**Short exercise:**
Your task is to locate every line holding the string "výnosech" and to copy each of them.

**Dataset content:**

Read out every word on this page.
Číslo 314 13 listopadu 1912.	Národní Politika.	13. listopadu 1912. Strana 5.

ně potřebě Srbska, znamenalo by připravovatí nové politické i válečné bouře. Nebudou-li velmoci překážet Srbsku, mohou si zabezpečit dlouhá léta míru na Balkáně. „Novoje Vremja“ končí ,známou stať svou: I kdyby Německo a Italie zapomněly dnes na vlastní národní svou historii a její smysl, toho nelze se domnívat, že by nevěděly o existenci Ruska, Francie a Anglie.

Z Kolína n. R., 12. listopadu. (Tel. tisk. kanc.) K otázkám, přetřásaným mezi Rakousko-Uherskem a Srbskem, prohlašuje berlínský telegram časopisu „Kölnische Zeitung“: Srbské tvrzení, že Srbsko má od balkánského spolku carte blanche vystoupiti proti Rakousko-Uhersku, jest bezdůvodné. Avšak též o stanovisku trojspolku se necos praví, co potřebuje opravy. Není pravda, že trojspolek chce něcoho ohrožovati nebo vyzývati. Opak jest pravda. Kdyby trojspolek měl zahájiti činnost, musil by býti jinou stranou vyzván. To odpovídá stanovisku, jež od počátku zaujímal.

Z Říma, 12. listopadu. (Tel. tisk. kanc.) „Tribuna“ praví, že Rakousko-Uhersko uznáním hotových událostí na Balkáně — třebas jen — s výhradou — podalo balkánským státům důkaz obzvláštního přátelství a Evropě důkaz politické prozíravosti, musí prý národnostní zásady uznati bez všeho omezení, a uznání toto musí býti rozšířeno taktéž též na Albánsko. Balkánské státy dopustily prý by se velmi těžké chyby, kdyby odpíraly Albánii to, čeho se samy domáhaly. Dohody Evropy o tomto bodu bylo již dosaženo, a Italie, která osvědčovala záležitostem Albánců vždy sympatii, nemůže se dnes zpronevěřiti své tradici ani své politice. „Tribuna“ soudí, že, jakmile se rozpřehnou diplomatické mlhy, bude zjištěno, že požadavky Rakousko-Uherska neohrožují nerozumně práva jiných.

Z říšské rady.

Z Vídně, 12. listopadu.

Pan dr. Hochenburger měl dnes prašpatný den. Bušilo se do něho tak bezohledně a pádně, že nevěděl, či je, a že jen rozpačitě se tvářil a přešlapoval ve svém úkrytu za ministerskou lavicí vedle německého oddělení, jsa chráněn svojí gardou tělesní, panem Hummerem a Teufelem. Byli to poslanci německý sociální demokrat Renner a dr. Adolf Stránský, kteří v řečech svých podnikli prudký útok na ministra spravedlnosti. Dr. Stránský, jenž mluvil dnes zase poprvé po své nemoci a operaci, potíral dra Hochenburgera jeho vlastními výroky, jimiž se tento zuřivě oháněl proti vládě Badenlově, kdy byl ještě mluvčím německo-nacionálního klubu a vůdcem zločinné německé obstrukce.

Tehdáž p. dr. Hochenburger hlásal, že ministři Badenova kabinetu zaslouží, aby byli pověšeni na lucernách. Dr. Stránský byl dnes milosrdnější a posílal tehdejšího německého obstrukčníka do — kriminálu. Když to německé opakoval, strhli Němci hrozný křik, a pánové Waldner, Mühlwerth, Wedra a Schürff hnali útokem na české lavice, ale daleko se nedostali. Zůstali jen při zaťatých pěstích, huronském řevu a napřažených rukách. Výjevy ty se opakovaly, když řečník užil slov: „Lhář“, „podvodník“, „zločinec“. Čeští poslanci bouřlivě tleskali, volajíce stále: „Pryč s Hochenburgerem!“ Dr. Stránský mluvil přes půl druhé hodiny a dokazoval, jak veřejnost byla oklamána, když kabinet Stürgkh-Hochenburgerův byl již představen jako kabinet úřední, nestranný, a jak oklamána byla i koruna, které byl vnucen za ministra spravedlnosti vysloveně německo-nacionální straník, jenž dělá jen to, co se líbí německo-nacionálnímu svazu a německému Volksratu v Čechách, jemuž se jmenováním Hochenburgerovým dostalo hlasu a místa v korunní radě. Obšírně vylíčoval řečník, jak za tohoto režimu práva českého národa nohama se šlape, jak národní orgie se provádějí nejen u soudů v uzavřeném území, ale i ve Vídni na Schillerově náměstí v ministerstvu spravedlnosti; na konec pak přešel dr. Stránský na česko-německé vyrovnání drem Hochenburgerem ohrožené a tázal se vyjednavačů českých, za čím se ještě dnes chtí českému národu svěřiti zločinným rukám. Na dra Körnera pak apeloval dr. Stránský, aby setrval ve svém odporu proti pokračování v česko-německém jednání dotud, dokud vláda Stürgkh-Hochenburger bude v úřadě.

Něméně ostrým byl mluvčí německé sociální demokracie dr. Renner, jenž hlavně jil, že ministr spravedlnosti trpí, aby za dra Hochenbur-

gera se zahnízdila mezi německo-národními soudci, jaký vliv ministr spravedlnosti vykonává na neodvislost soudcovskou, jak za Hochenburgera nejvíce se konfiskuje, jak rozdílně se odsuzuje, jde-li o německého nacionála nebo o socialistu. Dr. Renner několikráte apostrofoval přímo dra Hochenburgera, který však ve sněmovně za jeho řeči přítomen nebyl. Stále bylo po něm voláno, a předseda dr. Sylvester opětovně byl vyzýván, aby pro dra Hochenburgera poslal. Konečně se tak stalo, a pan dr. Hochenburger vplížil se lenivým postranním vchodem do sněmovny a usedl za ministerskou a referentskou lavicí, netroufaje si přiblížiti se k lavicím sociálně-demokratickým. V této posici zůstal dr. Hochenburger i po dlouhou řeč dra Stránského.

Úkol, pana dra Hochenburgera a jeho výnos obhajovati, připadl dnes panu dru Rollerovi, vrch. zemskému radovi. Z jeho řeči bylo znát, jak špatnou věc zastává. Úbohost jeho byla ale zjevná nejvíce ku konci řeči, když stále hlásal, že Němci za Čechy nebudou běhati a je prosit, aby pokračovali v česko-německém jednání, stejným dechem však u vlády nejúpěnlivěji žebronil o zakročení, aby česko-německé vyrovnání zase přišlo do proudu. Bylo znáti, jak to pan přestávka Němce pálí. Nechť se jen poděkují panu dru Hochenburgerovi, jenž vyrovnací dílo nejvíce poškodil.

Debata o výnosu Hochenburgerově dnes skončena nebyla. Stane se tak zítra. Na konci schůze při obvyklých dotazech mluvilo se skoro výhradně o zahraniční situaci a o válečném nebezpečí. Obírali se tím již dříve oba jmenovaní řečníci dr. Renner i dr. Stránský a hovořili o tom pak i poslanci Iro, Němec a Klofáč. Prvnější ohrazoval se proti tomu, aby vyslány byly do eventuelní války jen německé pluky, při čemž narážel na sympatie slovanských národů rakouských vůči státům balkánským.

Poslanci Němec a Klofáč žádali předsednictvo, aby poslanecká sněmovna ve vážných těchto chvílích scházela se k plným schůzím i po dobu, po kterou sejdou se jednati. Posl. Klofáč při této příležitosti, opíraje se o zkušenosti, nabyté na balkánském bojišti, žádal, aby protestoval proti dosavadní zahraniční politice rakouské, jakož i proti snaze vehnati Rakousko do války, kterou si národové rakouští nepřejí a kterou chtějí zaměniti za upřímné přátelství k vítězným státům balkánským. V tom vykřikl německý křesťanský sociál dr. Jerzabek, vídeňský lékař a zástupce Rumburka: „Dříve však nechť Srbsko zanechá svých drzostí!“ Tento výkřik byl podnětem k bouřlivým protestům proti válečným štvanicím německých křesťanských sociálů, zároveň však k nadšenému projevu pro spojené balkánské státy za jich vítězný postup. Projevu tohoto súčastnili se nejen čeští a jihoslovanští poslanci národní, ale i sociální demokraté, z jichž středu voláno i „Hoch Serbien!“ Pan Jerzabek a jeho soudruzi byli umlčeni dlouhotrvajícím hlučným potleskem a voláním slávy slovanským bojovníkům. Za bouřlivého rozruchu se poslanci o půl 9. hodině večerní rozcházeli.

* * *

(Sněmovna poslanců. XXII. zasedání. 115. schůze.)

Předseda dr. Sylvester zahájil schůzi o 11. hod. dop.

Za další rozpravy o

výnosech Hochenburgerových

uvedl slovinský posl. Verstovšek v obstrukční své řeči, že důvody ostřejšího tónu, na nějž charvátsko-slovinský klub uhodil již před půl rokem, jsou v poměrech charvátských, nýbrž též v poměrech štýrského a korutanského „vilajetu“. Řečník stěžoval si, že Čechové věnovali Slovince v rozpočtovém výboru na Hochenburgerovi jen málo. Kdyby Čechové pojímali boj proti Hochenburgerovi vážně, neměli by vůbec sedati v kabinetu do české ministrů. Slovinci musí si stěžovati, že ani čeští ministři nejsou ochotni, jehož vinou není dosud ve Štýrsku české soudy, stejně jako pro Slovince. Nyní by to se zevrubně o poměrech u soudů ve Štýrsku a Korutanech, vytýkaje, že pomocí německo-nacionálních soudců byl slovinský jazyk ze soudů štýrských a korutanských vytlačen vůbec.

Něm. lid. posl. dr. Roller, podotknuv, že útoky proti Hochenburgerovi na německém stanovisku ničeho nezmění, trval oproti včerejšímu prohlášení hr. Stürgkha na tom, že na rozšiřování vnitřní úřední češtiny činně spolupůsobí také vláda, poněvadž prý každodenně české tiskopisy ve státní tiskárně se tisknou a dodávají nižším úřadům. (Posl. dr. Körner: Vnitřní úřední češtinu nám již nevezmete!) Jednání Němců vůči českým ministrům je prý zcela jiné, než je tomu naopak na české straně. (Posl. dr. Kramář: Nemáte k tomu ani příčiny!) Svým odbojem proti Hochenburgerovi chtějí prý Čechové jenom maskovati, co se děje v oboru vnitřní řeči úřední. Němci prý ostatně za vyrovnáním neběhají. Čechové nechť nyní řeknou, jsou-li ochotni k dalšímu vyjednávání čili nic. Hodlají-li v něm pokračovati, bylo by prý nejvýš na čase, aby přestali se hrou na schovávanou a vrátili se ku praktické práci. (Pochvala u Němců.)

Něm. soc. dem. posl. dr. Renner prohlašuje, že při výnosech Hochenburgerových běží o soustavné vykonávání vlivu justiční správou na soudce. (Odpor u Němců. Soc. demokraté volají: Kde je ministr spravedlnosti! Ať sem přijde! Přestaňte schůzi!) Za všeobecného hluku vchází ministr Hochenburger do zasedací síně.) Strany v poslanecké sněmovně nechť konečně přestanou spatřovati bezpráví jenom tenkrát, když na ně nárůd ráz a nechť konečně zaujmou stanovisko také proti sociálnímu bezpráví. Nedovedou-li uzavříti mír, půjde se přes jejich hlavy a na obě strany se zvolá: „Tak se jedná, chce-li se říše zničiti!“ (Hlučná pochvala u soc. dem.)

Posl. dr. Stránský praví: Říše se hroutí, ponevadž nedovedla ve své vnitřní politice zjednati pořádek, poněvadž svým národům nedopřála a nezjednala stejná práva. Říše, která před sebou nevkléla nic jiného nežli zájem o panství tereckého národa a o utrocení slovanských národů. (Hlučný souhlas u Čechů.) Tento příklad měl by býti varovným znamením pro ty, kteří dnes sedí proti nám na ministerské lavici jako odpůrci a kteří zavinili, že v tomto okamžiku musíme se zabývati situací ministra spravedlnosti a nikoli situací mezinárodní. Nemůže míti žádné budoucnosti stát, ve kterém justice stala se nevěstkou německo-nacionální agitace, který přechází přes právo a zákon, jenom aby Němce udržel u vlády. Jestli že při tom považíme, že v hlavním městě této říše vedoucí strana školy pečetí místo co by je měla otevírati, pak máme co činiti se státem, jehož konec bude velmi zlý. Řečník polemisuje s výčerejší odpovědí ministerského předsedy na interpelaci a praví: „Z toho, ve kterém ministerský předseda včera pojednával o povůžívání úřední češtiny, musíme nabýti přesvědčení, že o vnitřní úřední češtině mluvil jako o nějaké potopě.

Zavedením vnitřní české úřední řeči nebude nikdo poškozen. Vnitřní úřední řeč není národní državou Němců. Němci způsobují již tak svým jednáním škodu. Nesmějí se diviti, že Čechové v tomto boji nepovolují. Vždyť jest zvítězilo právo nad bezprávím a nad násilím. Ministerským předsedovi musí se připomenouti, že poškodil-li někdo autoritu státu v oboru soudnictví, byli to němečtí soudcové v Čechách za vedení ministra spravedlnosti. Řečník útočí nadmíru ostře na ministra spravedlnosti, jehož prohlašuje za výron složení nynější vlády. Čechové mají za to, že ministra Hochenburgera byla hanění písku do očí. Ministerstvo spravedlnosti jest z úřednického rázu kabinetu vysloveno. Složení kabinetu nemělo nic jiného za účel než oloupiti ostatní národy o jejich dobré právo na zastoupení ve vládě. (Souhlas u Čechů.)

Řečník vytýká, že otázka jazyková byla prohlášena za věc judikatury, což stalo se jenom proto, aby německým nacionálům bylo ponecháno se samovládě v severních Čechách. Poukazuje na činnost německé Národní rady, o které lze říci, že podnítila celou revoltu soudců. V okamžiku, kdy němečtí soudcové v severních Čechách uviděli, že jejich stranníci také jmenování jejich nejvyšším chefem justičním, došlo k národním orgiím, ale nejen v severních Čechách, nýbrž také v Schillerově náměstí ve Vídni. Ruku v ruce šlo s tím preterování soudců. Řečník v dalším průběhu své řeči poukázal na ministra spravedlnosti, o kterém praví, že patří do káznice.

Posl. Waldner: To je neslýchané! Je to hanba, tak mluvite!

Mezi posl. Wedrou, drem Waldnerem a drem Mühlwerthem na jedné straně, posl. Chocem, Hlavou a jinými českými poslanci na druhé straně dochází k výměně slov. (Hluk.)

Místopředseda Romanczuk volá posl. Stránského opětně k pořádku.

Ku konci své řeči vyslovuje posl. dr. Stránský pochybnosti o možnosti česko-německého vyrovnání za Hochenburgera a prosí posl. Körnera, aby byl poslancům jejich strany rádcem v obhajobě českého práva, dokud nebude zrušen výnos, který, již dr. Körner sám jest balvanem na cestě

**Result:**
výnosech Hochenburgerových
Něm. soc. dem. posl. dr. Renner prohlašuje, že při výnosech Hochenburgerových běží o soustavné vykonávání vlivu justiční správou na soudce. (Odpor u Němců. Soc. demokraté volají: Kde je ministr spravedlnosti! Ať sem přijde! Přestaňte schůzi!) Za všeobecného hluku vchází ministr Hochenburger do zasedací síně.) Strany v poslanecké sněmovně nechť konečně přestanou spatřovati bezpráví jenom tenkrát, když na ně nárůd ráz a nechť konečně zaujmou stanovisko také proti sociálnímu bezpráví. Nedovedou-li uzavříti mír, půjde se přes jejich hlavy a na obě strany se zvolá: „Tak se jedná, chce-li se říše zničiti!“ (Hlučná pochvala u soc. dem.)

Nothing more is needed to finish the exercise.